Copy each line of the material below that includes the string "Growth".
** BEGIN **
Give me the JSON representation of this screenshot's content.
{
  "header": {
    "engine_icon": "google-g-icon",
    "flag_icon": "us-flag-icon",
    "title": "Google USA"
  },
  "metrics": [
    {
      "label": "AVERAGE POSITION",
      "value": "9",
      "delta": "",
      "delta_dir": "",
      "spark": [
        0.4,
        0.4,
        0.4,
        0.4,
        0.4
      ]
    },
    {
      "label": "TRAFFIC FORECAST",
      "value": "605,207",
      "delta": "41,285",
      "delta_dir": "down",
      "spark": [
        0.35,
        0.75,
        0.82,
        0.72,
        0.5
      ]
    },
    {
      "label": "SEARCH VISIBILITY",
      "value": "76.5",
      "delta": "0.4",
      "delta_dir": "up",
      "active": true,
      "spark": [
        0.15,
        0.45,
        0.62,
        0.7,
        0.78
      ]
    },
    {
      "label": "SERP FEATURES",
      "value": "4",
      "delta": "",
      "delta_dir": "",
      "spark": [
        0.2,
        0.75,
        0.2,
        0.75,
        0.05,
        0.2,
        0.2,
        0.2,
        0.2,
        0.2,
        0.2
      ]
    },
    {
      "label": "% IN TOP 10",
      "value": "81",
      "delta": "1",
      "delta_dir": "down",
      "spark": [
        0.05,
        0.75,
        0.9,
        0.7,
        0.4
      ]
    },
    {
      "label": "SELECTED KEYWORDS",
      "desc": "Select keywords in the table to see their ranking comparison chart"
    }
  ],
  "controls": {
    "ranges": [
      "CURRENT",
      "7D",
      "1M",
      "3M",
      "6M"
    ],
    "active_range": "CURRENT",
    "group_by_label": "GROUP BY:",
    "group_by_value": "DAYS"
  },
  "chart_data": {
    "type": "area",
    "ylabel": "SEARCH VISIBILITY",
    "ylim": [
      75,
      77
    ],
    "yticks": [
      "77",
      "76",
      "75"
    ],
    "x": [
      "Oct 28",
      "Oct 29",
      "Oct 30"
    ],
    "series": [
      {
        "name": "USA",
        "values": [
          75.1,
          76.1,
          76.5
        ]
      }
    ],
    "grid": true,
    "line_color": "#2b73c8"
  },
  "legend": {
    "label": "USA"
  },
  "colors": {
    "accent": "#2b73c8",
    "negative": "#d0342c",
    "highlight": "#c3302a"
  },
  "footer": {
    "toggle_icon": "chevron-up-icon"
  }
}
** END **
** BEGIN **
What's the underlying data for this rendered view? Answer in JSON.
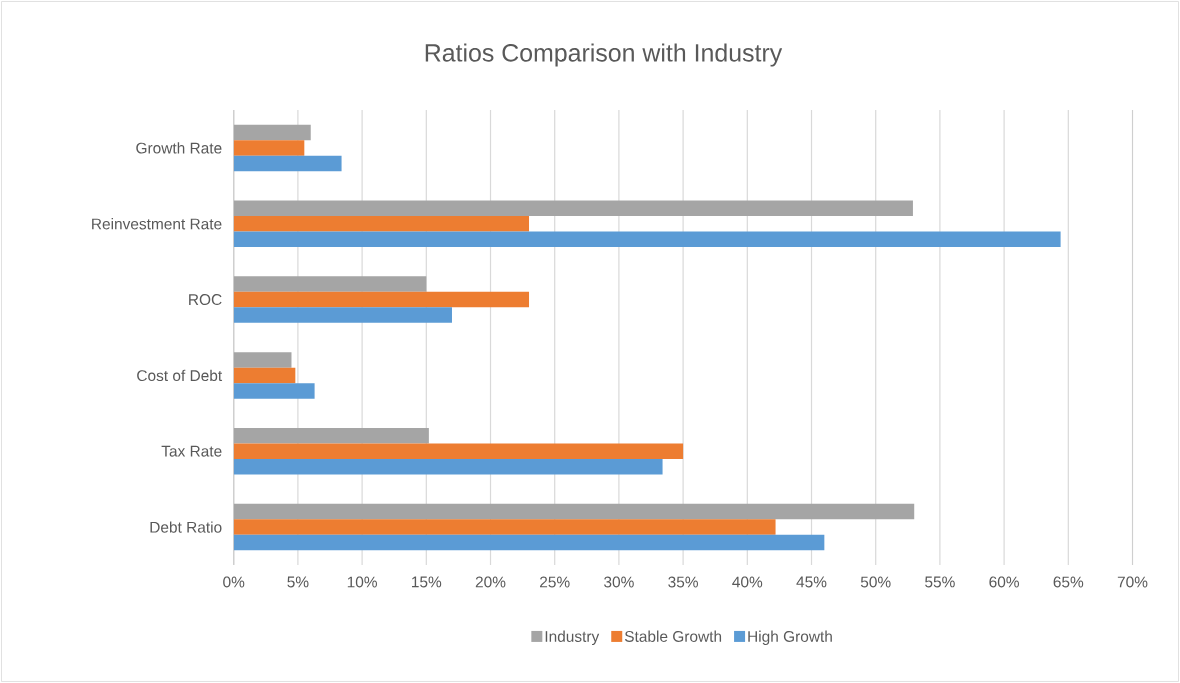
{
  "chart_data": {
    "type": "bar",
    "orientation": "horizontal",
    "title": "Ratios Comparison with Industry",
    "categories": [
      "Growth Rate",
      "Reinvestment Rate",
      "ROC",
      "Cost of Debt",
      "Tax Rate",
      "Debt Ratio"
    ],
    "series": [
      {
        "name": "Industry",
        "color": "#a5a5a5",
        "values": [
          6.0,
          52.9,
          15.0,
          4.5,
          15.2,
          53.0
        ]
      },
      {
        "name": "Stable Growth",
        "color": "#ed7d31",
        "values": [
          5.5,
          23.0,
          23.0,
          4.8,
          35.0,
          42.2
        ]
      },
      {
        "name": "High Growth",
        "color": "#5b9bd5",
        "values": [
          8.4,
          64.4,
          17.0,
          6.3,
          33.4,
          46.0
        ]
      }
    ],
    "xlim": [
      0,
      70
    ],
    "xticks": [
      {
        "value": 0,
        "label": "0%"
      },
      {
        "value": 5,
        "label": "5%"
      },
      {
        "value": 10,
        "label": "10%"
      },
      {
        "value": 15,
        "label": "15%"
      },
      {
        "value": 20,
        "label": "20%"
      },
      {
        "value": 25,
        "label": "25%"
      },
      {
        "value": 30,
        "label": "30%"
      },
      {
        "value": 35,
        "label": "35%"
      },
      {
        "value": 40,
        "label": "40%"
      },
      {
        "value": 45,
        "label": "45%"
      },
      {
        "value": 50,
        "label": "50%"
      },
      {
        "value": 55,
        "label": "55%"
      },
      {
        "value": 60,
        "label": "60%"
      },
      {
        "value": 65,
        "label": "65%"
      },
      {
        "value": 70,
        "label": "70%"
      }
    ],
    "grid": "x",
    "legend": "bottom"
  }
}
** END **
» **Correct answer**:
      "Growth Rate",
        "name": "Stable Growth",
        "name": "High Growth",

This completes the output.